§ **Data section**:
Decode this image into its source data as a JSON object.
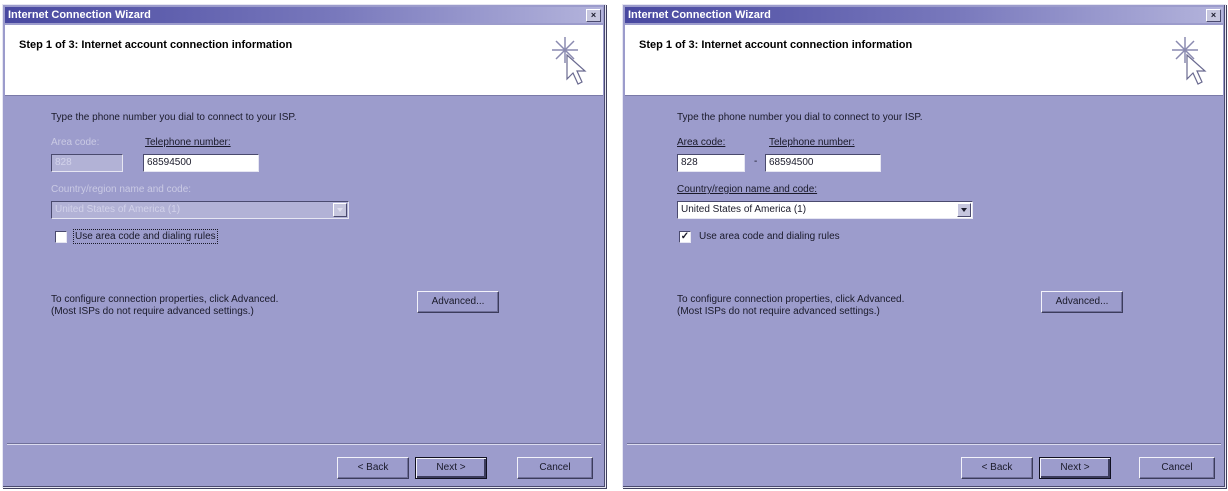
{
  "dialogs": [
    {
      "title": "Internet Connection Wizard",
      "step_title": "Step 1 of 3: Internet account connection information",
      "prompt": "Type the phone number you dial to connect to your ISP.",
      "area_code_label": "Area code:",
      "area_code_value": "828",
      "area_separator": "",
      "phone_label": "Telephone number:",
      "phone_value": "68594500",
      "country_label": "Country/region name and code:",
      "country_value": "United States of America (1)",
      "checkbox_label": "Use area code and dialing rules",
      "checkbox_checked": false,
      "checkbox_mark": "",
      "configure_text_1": "To configure connection properties, click Advanced.",
      "configure_text_2": "(Most ISPs do not require advanced settings.)",
      "advanced_label": "Advanced...",
      "back_label": "< Back",
      "next_label": "Next >",
      "cancel_label": "Cancel"
    },
    {
      "title": "Internet Connection Wizard",
      "step_title": "Step 1 of 3: Internet account connection information",
      "prompt": "Type the phone number you dial to connect to your ISP.",
      "area_code_label": "Area code:",
      "area_code_value": "828",
      "area_separator": "-",
      "phone_label": "Telephone number:",
      "phone_value": "68594500",
      "country_label": "Country/region name and code:",
      "country_value": "United States of America (1)",
      "checkbox_label": "Use area code and dialing rules",
      "checkbox_checked": true,
      "checkbox_mark": "✓",
      "configure_text_1": "To configure connection properties, click Advanced.",
      "configure_text_2": "(Most ISPs do not require advanced settings.)",
      "advanced_label": "Advanced...",
      "back_label": "< Back",
      "next_label": "Next >",
      "cancel_label": "Cancel"
    }
  ],
  "icons": {
    "close": "×",
    "wizard": "wizard-sparkle-cursor-icon"
  },
  "colors": {
    "dialog_bg": "#9c9ccc",
    "title_gradient_start": "#4848a0",
    "header_bg": "#ffffff"
  }
}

§ **Task brief**: Omit every image. Quote each record exactly.

§ **Task answer**:
Decode this image into its source data as a JSON object.
{
  "dialogs": [
    {
      "title": "Internet Connection Wizard",
      "step_title": "Step 1 of 3: Internet account connection information",
      "prompt": "Type the phone number you dial to connect to your ISP.",
      "area_code_label": "Area code:",
      "area_code_value": "828",
      "area_separator": "",
      "phone_label": "Telephone number:",
      "phone_value": "68594500",
      "country_label": "Country/region name and code:",
      "country_value": "United States of America (1)",
      "checkbox_label": "Use area code and dialing rules",
      "checkbox_checked": false,
      "checkbox_mark": "",
      "configure_text_1": "To configure connection properties, click Advanced.",
      "configure_text_2": "(Most ISPs do not require advanced settings.)",
      "advanced_label": "Advanced...",
      "back_label": "< Back",
      "next_label": "Next >",
      "cancel_label": "Cancel"
    },
    {
      "title": "Internet Connection Wizard",
      "step_title": "Step 1 of 3: Internet account connection information",
      "prompt": "Type the phone number you dial to connect to your ISP.",
      "area_code_label": "Area code:",
      "area_code_value": "828",
      "area_separator": "-",
      "phone_label": "Telephone number:",
      "phone_value": "68594500",
      "country_label": "Country/region name and code:",
      "country_value": "United States of America (1)",
      "checkbox_label": "Use area code and dialing rules",
      "checkbox_checked": true,
      "checkbox_mark": "✓",
      "configure_text_1": "To configure connection properties, click Advanced.",
      "configure_text_2": "(Most ISPs do not require advanced settings.)",
      "advanced_label": "Advanced...",
      "back_label": "< Back",
      "next_label": "Next >",
      "cancel_label": "Cancel"
    }
  ],
  "icons": {
    "close": "×",
    "wizard": "wizard-sparkle-cursor-icon"
  },
  "colors": {
    "dialog_bg": "#9c9ccc",
    "title_gradient_start": "#4848a0",
    "header_bg": "#ffffff"
  }
}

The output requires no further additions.